Task material>
══════════════════════════════

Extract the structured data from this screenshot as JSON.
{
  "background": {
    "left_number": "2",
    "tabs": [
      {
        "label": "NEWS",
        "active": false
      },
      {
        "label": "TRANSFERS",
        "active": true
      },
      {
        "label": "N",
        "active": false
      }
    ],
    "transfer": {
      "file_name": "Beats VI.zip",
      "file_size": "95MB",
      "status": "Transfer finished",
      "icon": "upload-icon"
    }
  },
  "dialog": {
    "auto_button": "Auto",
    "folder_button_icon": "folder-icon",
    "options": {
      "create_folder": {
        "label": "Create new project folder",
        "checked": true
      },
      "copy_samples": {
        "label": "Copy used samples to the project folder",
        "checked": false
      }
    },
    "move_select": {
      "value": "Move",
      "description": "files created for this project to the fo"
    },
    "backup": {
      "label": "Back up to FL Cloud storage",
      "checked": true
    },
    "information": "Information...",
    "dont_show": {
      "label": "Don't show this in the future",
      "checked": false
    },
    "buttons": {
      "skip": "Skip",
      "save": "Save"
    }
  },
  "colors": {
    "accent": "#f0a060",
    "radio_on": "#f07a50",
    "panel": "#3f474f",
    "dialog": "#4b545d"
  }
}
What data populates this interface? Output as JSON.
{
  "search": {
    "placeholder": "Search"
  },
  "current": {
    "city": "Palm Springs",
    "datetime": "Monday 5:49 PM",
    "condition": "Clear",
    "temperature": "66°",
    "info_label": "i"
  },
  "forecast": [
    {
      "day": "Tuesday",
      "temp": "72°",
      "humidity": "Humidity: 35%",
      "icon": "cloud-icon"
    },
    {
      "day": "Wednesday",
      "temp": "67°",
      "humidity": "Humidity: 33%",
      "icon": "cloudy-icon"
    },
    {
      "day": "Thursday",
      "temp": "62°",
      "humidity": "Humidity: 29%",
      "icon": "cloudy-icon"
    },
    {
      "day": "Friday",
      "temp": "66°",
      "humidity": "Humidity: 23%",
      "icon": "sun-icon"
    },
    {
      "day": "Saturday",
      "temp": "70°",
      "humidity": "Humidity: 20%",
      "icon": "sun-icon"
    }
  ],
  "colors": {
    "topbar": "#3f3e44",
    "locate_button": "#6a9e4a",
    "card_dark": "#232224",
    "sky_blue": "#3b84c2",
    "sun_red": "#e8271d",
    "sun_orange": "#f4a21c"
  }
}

══════════════════════════════

Write out all the records above again, exactly as they stand.

Expected answer>
Extract the structured data from this screenshot as JSON.
{
  "background": {
    "left_number": "2",
    "tabs": [
      {
        "label": "NEWS",
        "active": false
      },
      {
        "label": "TRANSFERS",
        "active": true
      },
      {
        "label": "N",
        "active": false
      }
    ],
    "transfer": {
      "file_name": "Beats VI.zip",
      "file_size": "95MB",
      "status": "Transfer finished",
      "icon": "upload-icon"
    }
  },
  "dialog": {
    "auto_button": "Auto",
    "folder_button_icon": "folder-icon",
    "options": {
      "create_folder": {
        "label": "Create new project folder",
        "checked": true
      },
      "copy_samples": {
        "label": "Copy used samples to the project folder",
        "checked": false
      }
    },
    "move_select": {
      "value": "Move",
      "description": "files created for this project to the fo"
    },
    "backup": {
      "label": "Back up to FL Cloud storage",
      "checked": true
    },
    "information": "Information...",
    "dont_show": {
      "label": "Don't show this in the future",
      "checked": false
    },
    "buttons": {
      "skip": "Skip",
      "save": "Save"
    }
  },
  "colors": {
    "accent": "#f0a060",
    "radio_on": "#f07a50",
    "panel": "#3f474f",
    "dialog": "#4b545d"
  }
}
What data populates this interface? Output as JSON.
{
  "search": {
    "placeholder": "Search"
  },
  "current": {
    "city": "Palm Springs",
    "datetime": "Monday 5:49 PM",
    "condition": "Clear",
    "temperature": "66°",
    "info_label": "i"
  },
  "forecast": [
    {
      "day": "Tuesday",
      "temp": "72°",
      "humidity": "Humidity: 35%",
      "icon": "cloud-icon"
    },
    {
      "day": "Wednesday",
      "temp": "67°",
      "humidity": "Humidity: 33%",
      "icon": "cloudy-icon"
    },
    {
      "day": "Thursday",
      "temp": "62°",
      "humidity": "Humidity: 29%",
      "icon": "cloudy-icon"
    },
    {
      "day": "Friday",
      "temp": "66°",
      "humidity": "Humidity: 23%",
      "icon": "sun-icon"
    },
    {
      "day": "Saturday",
      "temp": "70°",
      "humidity": "Humidity: 20%",
      "icon": "sun-icon"
    }
  ],
  "colors": {
    "topbar": "#3f3e44",
    "locate_button": "#6a9e4a",
    "card_dark": "#232224",
    "sky_blue": "#3b84c2",
    "sun_red": "#e8271d",
    "sun_orange": "#f4a21c"
  }
}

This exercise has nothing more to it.